→ **SHORT PROBLEM**
Would you pull out every line of the material that contains the string "title"?
>> start
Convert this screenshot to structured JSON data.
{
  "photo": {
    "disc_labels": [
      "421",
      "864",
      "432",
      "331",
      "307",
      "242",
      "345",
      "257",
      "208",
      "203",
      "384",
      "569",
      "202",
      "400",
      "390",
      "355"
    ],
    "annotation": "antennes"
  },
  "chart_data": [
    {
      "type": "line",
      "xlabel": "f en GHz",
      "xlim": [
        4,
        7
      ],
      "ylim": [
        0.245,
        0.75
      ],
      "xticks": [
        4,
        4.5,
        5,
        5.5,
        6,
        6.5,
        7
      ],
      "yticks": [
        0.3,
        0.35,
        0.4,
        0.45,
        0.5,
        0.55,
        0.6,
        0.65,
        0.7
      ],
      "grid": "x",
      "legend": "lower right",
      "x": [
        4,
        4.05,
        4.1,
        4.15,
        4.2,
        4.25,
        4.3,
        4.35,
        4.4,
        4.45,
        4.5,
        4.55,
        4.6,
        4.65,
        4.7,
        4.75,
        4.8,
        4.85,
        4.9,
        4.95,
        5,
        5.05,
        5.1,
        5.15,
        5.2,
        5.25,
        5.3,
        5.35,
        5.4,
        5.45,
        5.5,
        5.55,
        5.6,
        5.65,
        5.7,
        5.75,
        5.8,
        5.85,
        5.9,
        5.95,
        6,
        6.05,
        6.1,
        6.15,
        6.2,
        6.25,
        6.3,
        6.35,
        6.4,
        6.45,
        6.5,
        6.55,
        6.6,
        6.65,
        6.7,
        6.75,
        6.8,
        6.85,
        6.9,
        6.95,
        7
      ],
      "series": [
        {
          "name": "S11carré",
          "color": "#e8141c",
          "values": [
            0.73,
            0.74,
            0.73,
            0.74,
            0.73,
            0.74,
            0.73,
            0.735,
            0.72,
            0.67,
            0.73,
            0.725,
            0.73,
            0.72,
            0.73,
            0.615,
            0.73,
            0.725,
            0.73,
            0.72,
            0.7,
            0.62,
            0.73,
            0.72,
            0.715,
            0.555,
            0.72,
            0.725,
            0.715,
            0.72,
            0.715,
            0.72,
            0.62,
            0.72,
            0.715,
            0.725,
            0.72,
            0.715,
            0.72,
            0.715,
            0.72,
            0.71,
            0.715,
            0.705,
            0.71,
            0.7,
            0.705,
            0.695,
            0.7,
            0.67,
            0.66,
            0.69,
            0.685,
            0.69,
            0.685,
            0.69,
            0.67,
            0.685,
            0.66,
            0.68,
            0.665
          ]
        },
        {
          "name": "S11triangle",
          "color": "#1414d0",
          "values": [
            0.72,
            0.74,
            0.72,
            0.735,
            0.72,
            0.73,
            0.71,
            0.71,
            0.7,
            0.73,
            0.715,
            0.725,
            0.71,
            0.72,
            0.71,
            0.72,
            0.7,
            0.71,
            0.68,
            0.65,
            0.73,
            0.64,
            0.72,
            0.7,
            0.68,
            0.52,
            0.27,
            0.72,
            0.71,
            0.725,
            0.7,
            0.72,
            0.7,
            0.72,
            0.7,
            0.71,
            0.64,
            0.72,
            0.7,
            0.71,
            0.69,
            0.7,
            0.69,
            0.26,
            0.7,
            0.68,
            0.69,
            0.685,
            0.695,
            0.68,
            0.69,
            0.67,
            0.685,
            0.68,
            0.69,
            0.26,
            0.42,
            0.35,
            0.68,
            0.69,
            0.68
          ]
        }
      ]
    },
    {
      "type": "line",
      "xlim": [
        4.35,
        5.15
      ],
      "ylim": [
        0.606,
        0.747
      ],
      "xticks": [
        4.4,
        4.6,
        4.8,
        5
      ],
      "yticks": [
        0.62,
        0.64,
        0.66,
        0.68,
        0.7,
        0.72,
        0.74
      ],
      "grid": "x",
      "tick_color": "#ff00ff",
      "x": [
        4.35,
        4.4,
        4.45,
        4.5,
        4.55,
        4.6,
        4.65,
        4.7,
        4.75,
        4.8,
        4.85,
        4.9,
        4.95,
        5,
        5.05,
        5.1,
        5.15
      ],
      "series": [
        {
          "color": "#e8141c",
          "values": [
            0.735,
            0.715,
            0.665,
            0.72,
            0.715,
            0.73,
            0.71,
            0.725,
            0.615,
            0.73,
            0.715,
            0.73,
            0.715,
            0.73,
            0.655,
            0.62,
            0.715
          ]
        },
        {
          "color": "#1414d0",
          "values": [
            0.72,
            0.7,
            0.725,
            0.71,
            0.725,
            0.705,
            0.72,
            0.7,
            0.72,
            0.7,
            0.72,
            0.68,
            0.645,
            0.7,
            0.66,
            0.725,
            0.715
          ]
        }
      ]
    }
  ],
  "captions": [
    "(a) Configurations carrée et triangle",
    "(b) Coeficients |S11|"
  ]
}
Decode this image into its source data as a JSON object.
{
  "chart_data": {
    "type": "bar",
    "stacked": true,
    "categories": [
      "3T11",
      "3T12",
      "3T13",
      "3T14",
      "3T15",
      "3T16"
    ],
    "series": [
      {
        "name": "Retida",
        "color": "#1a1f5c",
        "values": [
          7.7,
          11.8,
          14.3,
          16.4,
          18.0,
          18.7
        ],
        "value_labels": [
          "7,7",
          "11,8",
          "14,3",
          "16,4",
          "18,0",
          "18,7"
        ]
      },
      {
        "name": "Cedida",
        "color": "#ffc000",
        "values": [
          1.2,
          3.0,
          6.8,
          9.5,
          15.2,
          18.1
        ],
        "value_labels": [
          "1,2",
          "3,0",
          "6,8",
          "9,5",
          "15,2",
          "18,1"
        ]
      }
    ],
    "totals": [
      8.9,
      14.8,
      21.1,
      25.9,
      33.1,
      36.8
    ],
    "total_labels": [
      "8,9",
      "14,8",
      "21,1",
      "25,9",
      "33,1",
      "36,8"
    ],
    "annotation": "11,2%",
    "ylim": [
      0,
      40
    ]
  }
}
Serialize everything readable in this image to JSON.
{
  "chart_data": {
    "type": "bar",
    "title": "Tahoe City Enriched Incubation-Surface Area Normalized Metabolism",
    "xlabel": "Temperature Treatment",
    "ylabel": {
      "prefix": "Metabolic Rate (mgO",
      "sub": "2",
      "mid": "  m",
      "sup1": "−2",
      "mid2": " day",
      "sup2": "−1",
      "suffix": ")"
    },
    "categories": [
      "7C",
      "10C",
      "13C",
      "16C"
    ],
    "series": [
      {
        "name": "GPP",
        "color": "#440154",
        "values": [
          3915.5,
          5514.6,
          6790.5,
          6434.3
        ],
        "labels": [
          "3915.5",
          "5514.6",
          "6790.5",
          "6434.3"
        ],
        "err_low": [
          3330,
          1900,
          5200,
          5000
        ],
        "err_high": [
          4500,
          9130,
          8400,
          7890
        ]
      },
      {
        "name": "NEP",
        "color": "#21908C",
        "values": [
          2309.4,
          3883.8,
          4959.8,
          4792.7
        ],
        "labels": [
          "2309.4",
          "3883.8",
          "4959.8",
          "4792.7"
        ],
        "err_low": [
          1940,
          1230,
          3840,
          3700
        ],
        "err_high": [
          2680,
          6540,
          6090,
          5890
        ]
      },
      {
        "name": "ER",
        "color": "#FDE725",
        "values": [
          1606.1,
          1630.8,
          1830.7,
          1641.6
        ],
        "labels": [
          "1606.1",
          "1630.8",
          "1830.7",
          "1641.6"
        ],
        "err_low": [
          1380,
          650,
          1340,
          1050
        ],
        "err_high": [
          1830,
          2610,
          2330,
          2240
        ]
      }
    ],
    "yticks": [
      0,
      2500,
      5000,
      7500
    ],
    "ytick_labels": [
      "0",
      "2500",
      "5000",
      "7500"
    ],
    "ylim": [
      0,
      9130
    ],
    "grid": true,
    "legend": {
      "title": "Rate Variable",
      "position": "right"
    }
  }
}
>> end
→ **THE COMPLETED TASK**
    "title": "Tahoe City Enriched Incubation-Surface Area Normalized Metabolism",
      "title": "Rate Variable",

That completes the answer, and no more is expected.